Article>

==*==

Morocco is unlike any other place, and nowhere makes that clearer than Marrakech: a city shaped by centuries of trade, scholarship, and craftsmanship that makes a total claim on the senses from the first moment. Essaouira, three hours west on the Atlantic coast, is its quieter counterpart: a UNESCO-listed port town where trade winds come off the sea, the ramparts are painted white and blue, and the pace drops to something close to ease. Few contrasts in North African travel are as satisfying or as well-matched.

This eight-day trip travels between the two cities, with an overnight in the High Atlas Mountains.

In Marrakech, you’ll stay at Riad Capaldi, an authentically restored seven-room riad in the heart of the medina, before spending a night at Kasbah Tamadot: Sir Richard Branson’s three-Michelin-starred retreat in the Atlas foothills, an hour south of the city. In Essaouira, L’Heure Bleue Palais, a Relais & Châteaux property built into a restored 18th-century palace on the medina walls, provides the coastal base.

The trip closes with two nights at La Mamounia Palace, a send-off of real grandeur that puts the full journey in perspective.

Many LGBTQ+ travelers have visited Morocco for decades and found it a surprisingly open place, particularly in cities where international guests are part of the fabric of daily life.

In detail

? Don't forget that most of our itineraries can be totally customized. Our expert team will be able to talk you through all the options.

Day 1: Arrive in Marrakech | Riad Capaldi

A private transfer from Marrakech Menara Airport delivers you to the medina, a 10-minute drive that crosses into a different world at the city gates.

Riad Capaldi sits near Medersa Ben Youssef, close enough to the souks to feel the city’s energy and far enough inside the old walls to leave it behind when the door closes. Seven rooms and suites, each individually decorated with Moroccan antiques and hand-woven textiles, are arranged around a central courtyard with a plunge pool. Your day here begins with a rooftop breakfast in the morning sun.

The evening is yours. The riad team can recommend where to eat or arrange a reservation at one of the medina’s better tables. The souks are best approached at dusk, when the light shifts and the pace of trade slows slightly into something more navigable.

Day 1: Arrive in Marrakech | Riad Capaldi

Days 2–3: Explore Marrakech | Riad Capaldi

Two full days to move through Marrakech at whatever pace suits you.

Jardin Majorelle, the cobalt-blue botanical garden created by French painter Jacques Majorelle and later restored by Yves Saint Laurent, earns a full, unhurried morning.

==*==

Extracted records>
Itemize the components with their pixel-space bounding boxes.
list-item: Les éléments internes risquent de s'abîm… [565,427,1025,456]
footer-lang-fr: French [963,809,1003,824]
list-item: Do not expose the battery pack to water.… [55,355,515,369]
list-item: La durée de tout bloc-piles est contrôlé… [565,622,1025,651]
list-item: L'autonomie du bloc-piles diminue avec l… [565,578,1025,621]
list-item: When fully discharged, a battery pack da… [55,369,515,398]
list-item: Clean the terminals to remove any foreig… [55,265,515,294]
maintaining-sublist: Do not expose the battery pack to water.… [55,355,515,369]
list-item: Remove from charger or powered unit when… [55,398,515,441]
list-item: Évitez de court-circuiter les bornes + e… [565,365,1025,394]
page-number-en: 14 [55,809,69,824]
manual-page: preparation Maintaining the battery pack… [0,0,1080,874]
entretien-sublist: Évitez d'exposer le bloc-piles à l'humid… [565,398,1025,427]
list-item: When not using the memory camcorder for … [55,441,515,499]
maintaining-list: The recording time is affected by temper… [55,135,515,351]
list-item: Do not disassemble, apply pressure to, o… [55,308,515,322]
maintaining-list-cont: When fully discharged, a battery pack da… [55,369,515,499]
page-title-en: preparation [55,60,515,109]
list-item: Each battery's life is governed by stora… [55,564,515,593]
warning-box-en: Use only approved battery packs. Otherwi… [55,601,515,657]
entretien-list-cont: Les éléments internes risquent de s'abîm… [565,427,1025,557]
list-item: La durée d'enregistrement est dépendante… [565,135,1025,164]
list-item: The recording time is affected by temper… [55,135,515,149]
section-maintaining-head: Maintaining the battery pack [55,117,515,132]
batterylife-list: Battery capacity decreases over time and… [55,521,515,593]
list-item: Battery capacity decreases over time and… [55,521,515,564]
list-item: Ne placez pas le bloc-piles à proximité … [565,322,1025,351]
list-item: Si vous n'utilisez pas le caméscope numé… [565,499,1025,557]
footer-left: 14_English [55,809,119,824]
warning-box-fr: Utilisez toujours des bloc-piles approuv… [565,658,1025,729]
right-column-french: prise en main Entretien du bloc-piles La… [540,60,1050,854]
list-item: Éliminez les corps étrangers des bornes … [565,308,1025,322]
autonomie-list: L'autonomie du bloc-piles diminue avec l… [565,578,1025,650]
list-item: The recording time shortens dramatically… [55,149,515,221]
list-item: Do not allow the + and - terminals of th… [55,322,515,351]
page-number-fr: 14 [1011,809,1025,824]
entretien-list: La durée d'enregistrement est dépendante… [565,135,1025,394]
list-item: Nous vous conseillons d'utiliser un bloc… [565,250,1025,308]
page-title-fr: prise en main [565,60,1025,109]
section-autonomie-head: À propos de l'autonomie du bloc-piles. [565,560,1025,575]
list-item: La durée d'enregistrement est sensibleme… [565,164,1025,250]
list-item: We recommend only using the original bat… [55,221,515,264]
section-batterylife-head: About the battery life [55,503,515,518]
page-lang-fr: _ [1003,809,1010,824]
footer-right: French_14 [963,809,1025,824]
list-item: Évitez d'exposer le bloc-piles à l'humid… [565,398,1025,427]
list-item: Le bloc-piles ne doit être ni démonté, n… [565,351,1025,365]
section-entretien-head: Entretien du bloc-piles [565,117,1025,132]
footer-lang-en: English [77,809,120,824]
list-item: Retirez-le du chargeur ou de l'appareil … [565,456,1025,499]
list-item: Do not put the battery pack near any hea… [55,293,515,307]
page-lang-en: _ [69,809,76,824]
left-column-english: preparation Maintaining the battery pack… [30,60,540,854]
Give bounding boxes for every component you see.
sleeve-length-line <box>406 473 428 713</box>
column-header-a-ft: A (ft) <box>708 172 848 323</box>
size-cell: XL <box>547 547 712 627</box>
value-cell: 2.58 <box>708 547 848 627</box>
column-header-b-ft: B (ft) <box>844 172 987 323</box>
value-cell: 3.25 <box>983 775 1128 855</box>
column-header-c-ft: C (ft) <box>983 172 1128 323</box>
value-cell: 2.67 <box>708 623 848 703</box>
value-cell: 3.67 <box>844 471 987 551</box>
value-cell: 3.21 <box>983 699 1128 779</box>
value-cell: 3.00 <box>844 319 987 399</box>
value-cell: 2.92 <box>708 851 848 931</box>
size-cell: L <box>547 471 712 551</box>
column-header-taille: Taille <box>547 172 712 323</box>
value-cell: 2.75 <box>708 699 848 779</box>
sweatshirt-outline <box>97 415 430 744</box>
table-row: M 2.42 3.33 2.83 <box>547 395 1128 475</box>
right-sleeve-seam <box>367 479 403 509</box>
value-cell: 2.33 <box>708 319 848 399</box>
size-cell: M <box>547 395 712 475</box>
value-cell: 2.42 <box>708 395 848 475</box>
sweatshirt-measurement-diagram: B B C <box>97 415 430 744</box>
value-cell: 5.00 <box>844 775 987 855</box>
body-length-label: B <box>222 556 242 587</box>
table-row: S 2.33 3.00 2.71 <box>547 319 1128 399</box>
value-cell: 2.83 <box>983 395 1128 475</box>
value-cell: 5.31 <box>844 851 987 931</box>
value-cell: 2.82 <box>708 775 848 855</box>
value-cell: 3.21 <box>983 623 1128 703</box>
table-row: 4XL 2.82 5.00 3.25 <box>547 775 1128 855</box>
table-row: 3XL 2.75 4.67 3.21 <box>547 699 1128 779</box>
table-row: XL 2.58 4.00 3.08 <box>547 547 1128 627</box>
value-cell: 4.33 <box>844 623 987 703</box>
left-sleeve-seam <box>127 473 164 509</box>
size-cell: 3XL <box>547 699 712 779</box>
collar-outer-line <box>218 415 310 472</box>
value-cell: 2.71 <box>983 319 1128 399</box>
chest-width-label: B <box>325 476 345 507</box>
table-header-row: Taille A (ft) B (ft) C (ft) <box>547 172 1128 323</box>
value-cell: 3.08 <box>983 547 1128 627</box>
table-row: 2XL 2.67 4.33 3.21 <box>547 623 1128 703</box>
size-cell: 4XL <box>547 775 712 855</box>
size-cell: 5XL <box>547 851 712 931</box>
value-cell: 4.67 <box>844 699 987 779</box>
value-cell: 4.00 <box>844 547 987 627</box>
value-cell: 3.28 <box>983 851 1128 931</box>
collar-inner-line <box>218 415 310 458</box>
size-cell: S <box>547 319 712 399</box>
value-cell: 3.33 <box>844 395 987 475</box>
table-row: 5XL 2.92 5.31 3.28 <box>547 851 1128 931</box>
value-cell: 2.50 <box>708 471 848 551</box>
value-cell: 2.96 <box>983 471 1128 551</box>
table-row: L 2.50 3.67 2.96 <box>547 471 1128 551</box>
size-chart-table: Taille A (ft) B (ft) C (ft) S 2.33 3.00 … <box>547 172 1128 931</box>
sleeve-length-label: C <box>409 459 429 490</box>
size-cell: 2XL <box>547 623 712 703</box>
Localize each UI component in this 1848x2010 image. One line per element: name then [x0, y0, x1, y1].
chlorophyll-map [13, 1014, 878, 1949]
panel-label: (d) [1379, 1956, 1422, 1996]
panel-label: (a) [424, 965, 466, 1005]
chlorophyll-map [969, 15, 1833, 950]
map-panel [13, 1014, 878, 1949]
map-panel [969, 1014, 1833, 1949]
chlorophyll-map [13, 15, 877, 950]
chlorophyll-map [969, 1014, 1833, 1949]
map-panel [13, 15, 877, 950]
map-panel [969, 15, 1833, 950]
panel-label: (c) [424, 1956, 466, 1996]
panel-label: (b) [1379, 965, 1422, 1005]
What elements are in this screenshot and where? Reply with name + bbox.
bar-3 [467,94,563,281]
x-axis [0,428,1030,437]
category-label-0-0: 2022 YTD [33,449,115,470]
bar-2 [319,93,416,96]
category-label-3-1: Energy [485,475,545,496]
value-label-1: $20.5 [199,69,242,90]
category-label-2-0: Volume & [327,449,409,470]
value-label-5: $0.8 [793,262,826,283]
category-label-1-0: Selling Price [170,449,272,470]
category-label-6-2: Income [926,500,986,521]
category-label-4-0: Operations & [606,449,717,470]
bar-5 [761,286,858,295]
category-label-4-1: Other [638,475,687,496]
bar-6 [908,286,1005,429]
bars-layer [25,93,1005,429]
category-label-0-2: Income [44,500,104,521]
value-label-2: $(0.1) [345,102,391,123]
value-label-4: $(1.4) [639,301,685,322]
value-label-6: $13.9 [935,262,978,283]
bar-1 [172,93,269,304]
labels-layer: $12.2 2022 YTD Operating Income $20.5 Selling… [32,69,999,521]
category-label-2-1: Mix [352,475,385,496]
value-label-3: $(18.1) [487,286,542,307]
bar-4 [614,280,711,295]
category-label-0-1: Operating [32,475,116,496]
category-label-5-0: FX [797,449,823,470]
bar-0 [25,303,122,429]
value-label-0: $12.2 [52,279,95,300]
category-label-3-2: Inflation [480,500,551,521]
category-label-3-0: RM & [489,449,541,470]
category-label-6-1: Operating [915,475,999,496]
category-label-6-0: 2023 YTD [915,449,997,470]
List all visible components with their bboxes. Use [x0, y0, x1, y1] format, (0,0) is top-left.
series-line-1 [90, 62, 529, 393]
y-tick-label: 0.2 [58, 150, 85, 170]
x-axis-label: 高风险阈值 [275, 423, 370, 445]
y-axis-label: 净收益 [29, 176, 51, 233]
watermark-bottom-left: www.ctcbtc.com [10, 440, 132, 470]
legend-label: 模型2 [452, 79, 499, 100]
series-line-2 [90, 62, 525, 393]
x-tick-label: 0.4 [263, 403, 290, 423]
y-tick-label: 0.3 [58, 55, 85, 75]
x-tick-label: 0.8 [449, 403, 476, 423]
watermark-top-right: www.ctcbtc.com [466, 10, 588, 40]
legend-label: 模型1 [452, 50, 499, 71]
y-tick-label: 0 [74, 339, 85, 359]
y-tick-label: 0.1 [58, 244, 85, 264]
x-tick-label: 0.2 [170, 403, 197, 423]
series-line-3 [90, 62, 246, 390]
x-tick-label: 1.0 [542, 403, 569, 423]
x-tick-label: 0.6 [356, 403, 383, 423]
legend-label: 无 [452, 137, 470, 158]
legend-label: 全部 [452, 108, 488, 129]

==*==

Written tasks>
1. Using the Morocco itinerary, answer these:
(a) How far is Essaouira from Marrakech, and in which direction?
(b) How many nights does the trip end with at La Mamounia Palace?
(c) What sits at the center of Riad Capaldi, around which its rooms are arranged?
2. Continue the Morocco itinerary from where it stops.

Exercise responses>
1.
(a) Three hours west, on the Atlantic coast.
(b) Two nights.
(c) A central courtyard with a plunge pool.

2.
The YSL Museum next door is one of the more considered fashion institutions in the region and, for LGBTQ+ travelers, carries an additional resonance: Saint Laurent lived openly in Marrakech for much of his adult life, and the garden and museum stand as a quiet, lasting expression of that.

The Bahia Palace and Saadian Tombs are well worth the afternoon, when the main sites thin out and the light softens.

The souks around Rahba Lakdima and the Mellah are best explored without a fixed plan. Spice merchants, leather workers, weavers, and coppersmiths operate much as they have for centuries, and a private guide arranged through the riad opens up workshops and ateliers that don’t appear on any map.

Set aside one afternoon for the hammam. A private treatment at one of Marrakech’s better bathhouses, a traditional black soap scrub followed by steam and massage, functions as both ritual and reset after the sensory intensity of the medina.

Evenings here are best spent at a leisurely pace: a cocktail on a rooftop, dinner at a candlelit riad restaurant, the call to prayer drifting across the city as the sky turns deep blue.

Days 2–3: Explore Marrakech | Riad Capaldi

Day 4: Atlas Mountains | Kasbah Tamadot

A private car heads south through the Oukaimeden foothills toward the High Atlas mountains. The shift is abrupt and welcome: terracotta walls replace pink city plaster, mountain villages appear along the valley road, and Kasbah Tamadot emerges on a hillside above the Asni valley with views that reach toward Mount Toubkal, the highest peak in North Africa.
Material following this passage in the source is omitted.